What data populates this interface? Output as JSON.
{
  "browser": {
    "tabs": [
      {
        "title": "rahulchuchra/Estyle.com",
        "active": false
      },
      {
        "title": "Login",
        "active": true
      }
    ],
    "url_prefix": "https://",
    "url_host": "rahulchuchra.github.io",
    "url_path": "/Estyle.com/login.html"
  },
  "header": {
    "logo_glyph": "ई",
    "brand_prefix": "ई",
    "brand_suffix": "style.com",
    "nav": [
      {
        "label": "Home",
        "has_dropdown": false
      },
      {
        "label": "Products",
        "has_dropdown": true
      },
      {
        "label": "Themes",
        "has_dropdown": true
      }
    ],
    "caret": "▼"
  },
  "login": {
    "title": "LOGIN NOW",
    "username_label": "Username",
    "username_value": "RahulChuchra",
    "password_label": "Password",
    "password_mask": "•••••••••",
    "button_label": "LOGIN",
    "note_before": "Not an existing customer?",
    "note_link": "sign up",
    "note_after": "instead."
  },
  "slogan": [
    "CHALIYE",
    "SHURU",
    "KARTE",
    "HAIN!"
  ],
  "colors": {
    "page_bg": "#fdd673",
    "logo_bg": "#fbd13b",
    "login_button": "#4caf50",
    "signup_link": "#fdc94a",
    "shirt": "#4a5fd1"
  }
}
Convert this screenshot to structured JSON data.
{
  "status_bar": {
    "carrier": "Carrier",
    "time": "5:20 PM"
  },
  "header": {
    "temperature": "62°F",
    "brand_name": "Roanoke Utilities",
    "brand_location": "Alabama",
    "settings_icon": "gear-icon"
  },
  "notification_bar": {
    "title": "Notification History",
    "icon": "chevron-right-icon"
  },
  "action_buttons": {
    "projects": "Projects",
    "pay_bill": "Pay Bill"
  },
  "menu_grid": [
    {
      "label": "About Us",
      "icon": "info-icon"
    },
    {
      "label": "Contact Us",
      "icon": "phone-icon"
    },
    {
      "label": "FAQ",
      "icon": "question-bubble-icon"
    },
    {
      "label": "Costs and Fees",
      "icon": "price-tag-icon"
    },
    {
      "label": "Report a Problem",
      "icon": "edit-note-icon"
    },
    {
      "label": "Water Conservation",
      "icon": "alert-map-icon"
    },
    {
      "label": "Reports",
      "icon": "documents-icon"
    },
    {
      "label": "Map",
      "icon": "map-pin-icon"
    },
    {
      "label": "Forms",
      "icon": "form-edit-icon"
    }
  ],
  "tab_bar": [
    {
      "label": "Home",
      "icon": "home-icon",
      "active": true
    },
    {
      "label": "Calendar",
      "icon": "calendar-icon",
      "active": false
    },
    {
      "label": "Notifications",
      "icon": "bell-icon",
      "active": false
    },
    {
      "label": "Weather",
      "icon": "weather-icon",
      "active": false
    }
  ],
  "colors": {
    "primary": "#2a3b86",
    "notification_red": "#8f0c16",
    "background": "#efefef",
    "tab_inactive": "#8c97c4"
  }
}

§ §

* TASK TO CARRY OUT:
Reproduce all data above, unchanged.

* TASK RESULT:
What data populates this interface? Output as JSON.
{
  "browser": {
    "tabs": [
      {
        "title": "rahulchuchra/Estyle.com",
        "active": false
      },
      {
        "title": "Login",
        "active": true
      }
    ],
    "url_prefix": "https://",
    "url_host": "rahulchuchra.github.io",
    "url_path": "/Estyle.com/login.html"
  },
  "header": {
    "logo_glyph": "ई",
    "brand_prefix": "ई",
    "brand_suffix": "style.com",
    "nav": [
      {
        "label": "Home",
        "has_dropdown": false
      },
      {
        "label": "Products",
        "has_dropdown": true
      },
      {
        "label": "Themes",
        "has_dropdown": true
      }
    ],
    "caret": "▼"
  },
  "login": {
    "title": "LOGIN NOW",
    "username_label": "Username",
    "username_value": "RahulChuchra",
    "password_label": "Password",
    "password_mask": "•••••••••",
    "button_label": "LOGIN",
    "note_before": "Not an existing customer?",
    "note_link": "sign up",
    "note_after": "instead."
  },
  "slogan": [
    "CHALIYE",
    "SHURU",
    "KARTE",
    "HAIN!"
  ],
  "colors": {
    "page_bg": "#fdd673",
    "logo_bg": "#fbd13b",
    "login_button": "#4caf50",
    "signup_link": "#fdc94a",
    "shirt": "#4a5fd1"
  }
}
Convert this screenshot to structured JSON data.
{
  "status_bar": {
    "carrier": "Carrier",
    "time": "5:20 PM"
  },
  "header": {
    "temperature": "62°F",
    "brand_name": "Roanoke Utilities",
    "brand_location": "Alabama",
    "settings_icon": "gear-icon"
  },
  "notification_bar": {
    "title": "Notification History",
    "icon": "chevron-right-icon"
  },
  "action_buttons": {
    "projects": "Projects",
    "pay_bill": "Pay Bill"
  },
  "menu_grid": [
    {
      "label": "About Us",
      "icon": "info-icon"
    },
    {
      "label": "Contact Us",
      "icon": "phone-icon"
    },
    {
      "label": "FAQ",
      "icon": "question-bubble-icon"
    },
    {
      "label": "Costs and Fees",
      "icon": "price-tag-icon"
    },
    {
      "label": "Report a Problem",
      "icon": "edit-note-icon"
    },
    {
      "label": "Water Conservation",
      "icon": "alert-map-icon"
    },
    {
      "label": "Reports",
      "icon": "documents-icon"
    },
    {
      "label": "Map",
      "icon": "map-pin-icon"
    },
    {
      "label": "Forms",
      "icon": "form-edit-icon"
    }
  ],
  "tab_bar": [
    {
      "label": "Home",
      "icon": "home-icon",
      "active": true
    },
    {
      "label": "Calendar",
      "icon": "calendar-icon",
      "active": false
    },
    {
      "label": "Notifications",
      "icon": "bell-icon",
      "active": false
    },
    {
      "label": "Weather",
      "icon": "weather-icon",
      "active": false
    }
  ],
  "colors": {
    "primary": "#2a3b86",
    "notification_red": "#8f0c16",
    "background": "#efefef",
    "tab_inactive": "#8c97c4"
  }
}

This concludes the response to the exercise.